— Start Material for this task —

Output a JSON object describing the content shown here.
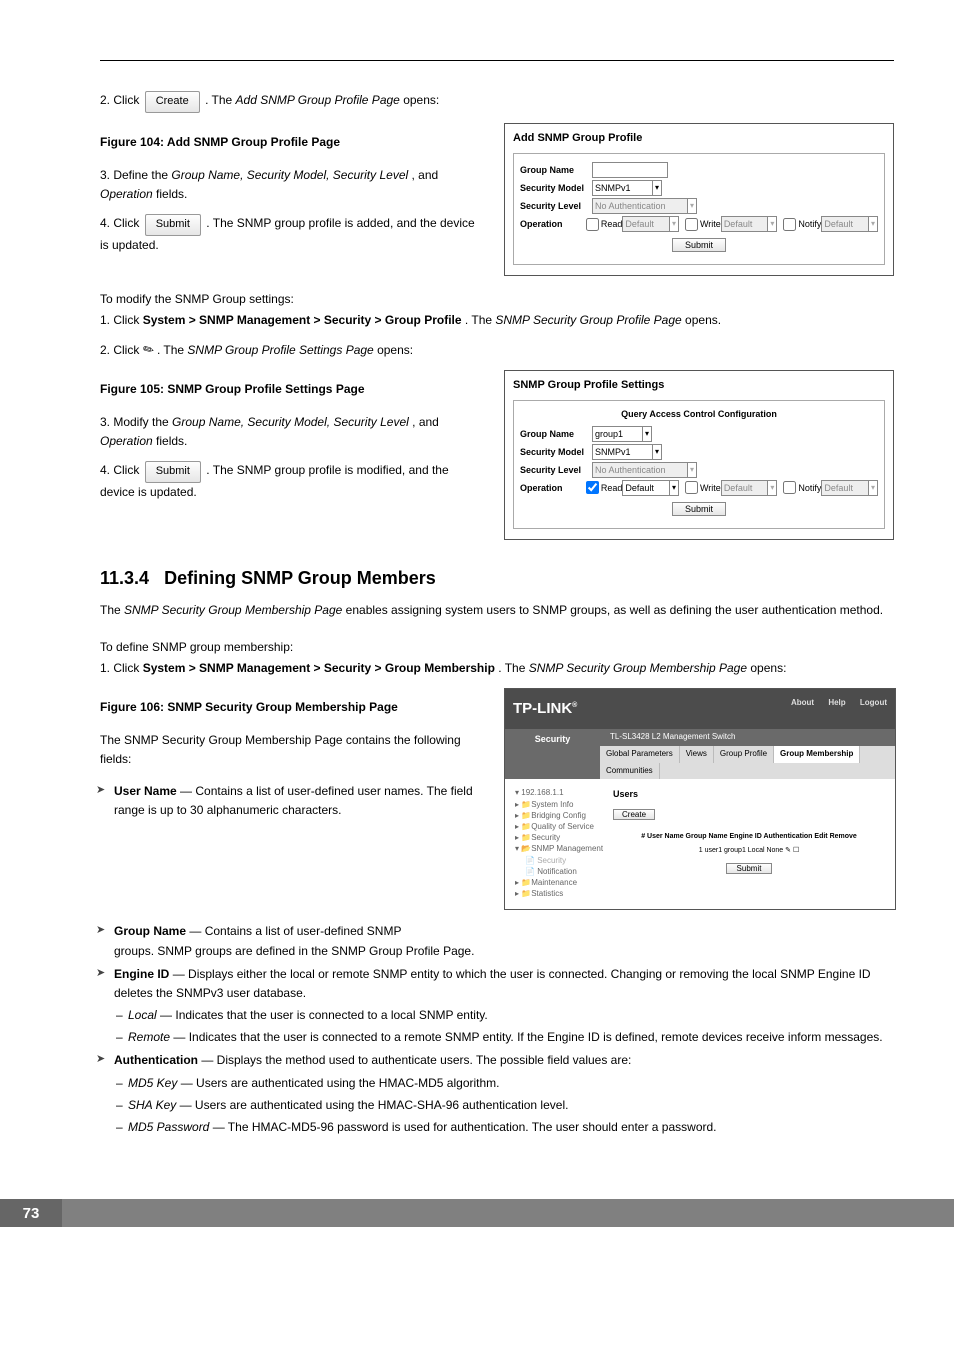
{
  "top": {
    "step2_a": "2.  Click ",
    "step2_btn": "Create",
    "step2_b": ". The ",
    "step2_ital": "Add SNMP Group Profile Page",
    "step2_c": " opens:"
  },
  "fig104": {
    "caption": "Figure 104: Add SNMP Group Profile Page",
    "panel_title": "Add SNMP Group Profile",
    "labels": {
      "gn": "Group Name",
      "sm": "Security Model",
      "sl": "Security Level",
      "op": "Operation"
    },
    "sm_val": "SNMPv1",
    "sl_val": "No Authentication",
    "op": {
      "read_chk": "Read",
      "write_chk": "Write",
      "notify_chk": "Notify",
      "default": "Default"
    },
    "submit": "Submit"
  },
  "sec_a": {
    "step3_a": "3.  Define the ",
    "step3_ital": "Group Name, Security Model, Security Level",
    "step3_b": ", and ",
    "step3_ital2": "Operation",
    "step3_c": " fields.",
    "step4_a": "4.  Click ",
    "step4_btn": "Submit",
    "step4_b": ". The SNMP group profile is added, and the device is updated."
  },
  "modify": {
    "intro": "To modify the SNMP Group settings:",
    "step1_a": "1.  Click ",
    "step1_bold": "System > SNMP Management > Security > Group Profile",
    "step1_b": ". The ",
    "step1_ital": "SNMP Security Group Profile Page",
    "step1_c": " opens.",
    "step2_a": "2.  Click ",
    "step2_b": " . The ",
    "step2_ital": "SNMP Group Profile Settings Page",
    "step2_c": " opens:"
  },
  "fig105": {
    "caption": "Figure 105: SNMP Group Profile Settings Page",
    "panel_title": "SNMP Group Profile Settings",
    "hdr": "Query Access Control Configuration",
    "labels": {
      "gn": "Group Name",
      "sm": "Security Model",
      "sl": "Security Level",
      "op": "Operation"
    },
    "gn_val": "group1",
    "sm_val": "SNMPv1",
    "sl_val": "No Authentication",
    "op": {
      "read_chk": "Read",
      "write_chk": "Write",
      "notify_chk": "Notify",
      "default": "Default"
    },
    "submit": "Submit"
  },
  "sec_b": {
    "step3_a": "3.   Modify the ",
    "step3_ital": "Group Name, Security Model, Security Level",
    "step3_b": ", and ",
    "step3_ital2": "Operation",
    "step3_c": " fields.",
    "step4_a": "4.  Click ",
    "step4_btn": "Submit",
    "step4_b": ". The SNMP group profile is modified, and the device is updated."
  },
  "section": {
    "num": "11.3.4",
    "title": "Defining SNMP Group Members",
    "intro_a": "The ",
    "intro_ital": "SNMP Security Group Membership Page",
    "intro_b": " enables assigning system users to SNMP groups, as well as defining the user authentication method.",
    "todef": "To define SNMP group membership:",
    "step1_a": "1.  Click ",
    "step1_bold": "System > SNMP Management > Security > Group Membership",
    "step1_b": ". The ",
    "step1_ital": "SNMP Security Group Membership Page",
    "step1_c": " opens:"
  },
  "fig106": {
    "caption": "Figure 106: SNMP Security Group Membership Page",
    "brand": "TP-LINK",
    "device": "TL-SL3428 L2 Management Switch",
    "about": "About",
    "help": "Help",
    "logout": "Logout",
    "side_hdr": "Security",
    "tabs": [
      "Global Parameters",
      "Views",
      "Group Profile",
      "Group Membership",
      "Communities"
    ],
    "active_tab": 3,
    "nav": [
      "192.168.1.1",
      "System Info",
      "Bridging Config",
      "Quality of Service",
      "Security",
      "SNMP Management",
      "  Security",
      "  Notification",
      "Maintenance",
      "Statistics"
    ],
    "main_hd": "Users",
    "create": "Create",
    "theaders": "# User Name Group Name Engine ID Authentication Edit Remove",
    "trow": "1   user1     group1     Local    None      ✎    ☐",
    "submit": "Submit"
  },
  "fields_intro": "The SNMP Security Group Membership Page contains the following fields:",
  "fields": {
    "user_name_label": "User Name",
    "user_name_desc": " — Contains a list of user-defined user names. The field range is up to 30 alphanumeric characters.",
    "group_name_label": "Group Name",
    "group_name_desc_a": " — Contains a list of user-defined SNMP",
    "group_name_desc_b": "groups. SNMP groups are defined in the SNMP Group Profile Page.",
    "engine_id_label": "Engine ID",
    "engine_id_desc": " — Displays either the local or remote SNMP entity to which the user is connected. Changing or removing the local SNMP Engine ID deletes the SNMPv3 user database.",
    "local_label": "Local",
    "local_desc": " — Indicates that the user is connected to a local SNMP entity.",
    "remote_label": "Remote",
    "remote_desc": " — Indicates that the user is connected to a remote SNMP entity. If the Engine ID is defined, remote devices receive inform messages.",
    "auth_label": "Authentication",
    "auth_desc": " — Displays the method used to authenticate users. The possible field values are:",
    "md5_label": "MD5 Key",
    "md5_desc": " — Users are authenticated using the HMAC-MD5 algorithm.",
    "sha_label": "SHA Key",
    "sha_desc": " — Users are authenticated using the HMAC-SHA-96 authentication level.",
    "md5pw_label": "MD5 Password",
    "md5pw_desc": " — The HMAC-MD5-96 password is used for authentication. The user should enter a password."
  },
  "page_number": "73"
}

— End Material for this task —

▸ **Problem requirements**
Reproduce the entries exactly. Do not carry over any picture.

▸ **Response for this exercise**
Output a JSON object describing the content shown here.
{
  "top": {
    "step2_a": "2.  Click ",
    "step2_btn": "Create",
    "step2_b": ". The ",
    "step2_ital": "Add SNMP Group Profile Page",
    "step2_c": " opens:"
  },
  "fig104": {
    "caption": "Figure 104: Add SNMP Group Profile Page",
    "panel_title": "Add SNMP Group Profile",
    "labels": {
      "gn": "Group Name",
      "sm": "Security Model",
      "sl": "Security Level",
      "op": "Operation"
    },
    "sm_val": "SNMPv1",
    "sl_val": "No Authentication",
    "op": {
      "read_chk": "Read",
      "write_chk": "Write",
      "notify_chk": "Notify",
      "default": "Default"
    },
    "submit": "Submit"
  },
  "sec_a": {
    "step3_a": "3.  Define the ",
    "step3_ital": "Group Name, Security Model, Security Level",
    "step3_b": ", and ",
    "step3_ital2": "Operation",
    "step3_c": " fields.",
    "step4_a": "4.  Click ",
    "step4_btn": "Submit",
    "step4_b": ". The SNMP group profile is added, and the device is updated."
  },
  "modify": {
    "intro": "To modify the SNMP Group settings:",
    "step1_a": "1.  Click ",
    "step1_bold": "System > SNMP Management > Security > Group Profile",
    "step1_b": ". The ",
    "step1_ital": "SNMP Security Group Profile Page",
    "step1_c": " opens.",
    "step2_a": "2.  Click ",
    "step2_b": " . The ",
    "step2_ital": "SNMP Group Profile Settings Page",
    "step2_c": " opens:"
  },
  "fig105": {
    "caption": "Figure 105: SNMP Group Profile Settings Page",
    "panel_title": "SNMP Group Profile Settings",
    "hdr": "Query Access Control Configuration",
    "labels": {
      "gn": "Group Name",
      "sm": "Security Model",
      "sl": "Security Level",
      "op": "Operation"
    },
    "gn_val": "group1",
    "sm_val": "SNMPv1",
    "sl_val": "No Authentication",
    "op": {
      "read_chk": "Read",
      "write_chk": "Write",
      "notify_chk": "Notify",
      "default": "Default"
    },
    "submit": "Submit"
  },
  "sec_b": {
    "step3_a": "3.   Modify the ",
    "step3_ital": "Group Name, Security Model, Security Level",
    "step3_b": ", and ",
    "step3_ital2": "Operation",
    "step3_c": " fields.",
    "step4_a": "4.  Click ",
    "step4_btn": "Submit",
    "step4_b": ". The SNMP group profile is modified, and the device is updated."
  },
  "section": {
    "num": "11.3.4",
    "title": "Defining SNMP Group Members",
    "intro_a": "The ",
    "intro_ital": "SNMP Security Group Membership Page",
    "intro_b": " enables assigning system users to SNMP groups, as well as defining the user authentication method.",
    "todef": "To define SNMP group membership:",
    "step1_a": "1.  Click ",
    "step1_bold": "System > SNMP Management > Security > Group Membership",
    "step1_b": ". The ",
    "step1_ital": "SNMP Security Group Membership Page",
    "step1_c": " opens:"
  },
  "fig106": {
    "caption": "Figure 106: SNMP Security Group Membership Page",
    "brand": "TP-LINK",
    "device": "TL-SL3428 L2 Management Switch",
    "about": "About",
    "help": "Help",
    "logout": "Logout",
    "side_hdr": "Security",
    "tabs": [
      "Global Parameters",
      "Views",
      "Group Profile",
      "Group Membership",
      "Communities"
    ],
    "active_tab": 3,
    "nav": [
      "192.168.1.1",
      "System Info",
      "Bridging Config",
      "Quality of Service",
      "Security",
      "SNMP Management",
      "  Security",
      "  Notification",
      "Maintenance",
      "Statistics"
    ],
    "main_hd": "Users",
    "create": "Create",
    "theaders": "# User Name Group Name Engine ID Authentication Edit Remove",
    "trow": "1   user1     group1     Local    None      ✎    ☐",
    "submit": "Submit"
  },
  "fields_intro": "The SNMP Security Group Membership Page contains the following fields:",
  "fields": {
    "user_name_label": "User Name",
    "user_name_desc": " — Contains a list of user-defined user names. The field range is up to 30 alphanumeric characters.",
    "group_name_label": "Group Name",
    "group_name_desc_a": " — Contains a list of user-defined SNMP",
    "group_name_desc_b": "groups. SNMP groups are defined in the SNMP Group Profile Page.",
    "engine_id_label": "Engine ID",
    "engine_id_desc": " — Displays either the local or remote SNMP entity to which the user is connected. Changing or removing the local SNMP Engine ID deletes the SNMPv3 user database.",
    "local_label": "Local",
    "local_desc": " — Indicates that the user is connected to a local SNMP entity.",
    "remote_label": "Remote",
    "remote_desc": " — Indicates that the user is connected to a remote SNMP entity. If the Engine ID is defined, remote devices receive inform messages.",
    "auth_label": "Authentication",
    "auth_desc": " — Displays the method used to authenticate users. The possible field values are:",
    "md5_label": "MD5 Key",
    "md5_desc": " — Users are authenticated using the HMAC-MD5 algorithm.",
    "sha_label": "SHA Key",
    "sha_desc": " — Users are authenticated using the HMAC-SHA-96 authentication level.",
    "md5pw_label": "MD5 Password",
    "md5pw_desc": " — The HMAC-MD5-96 password is used for authentication. The user should enter a password."
  },
  "page_number": "73"
}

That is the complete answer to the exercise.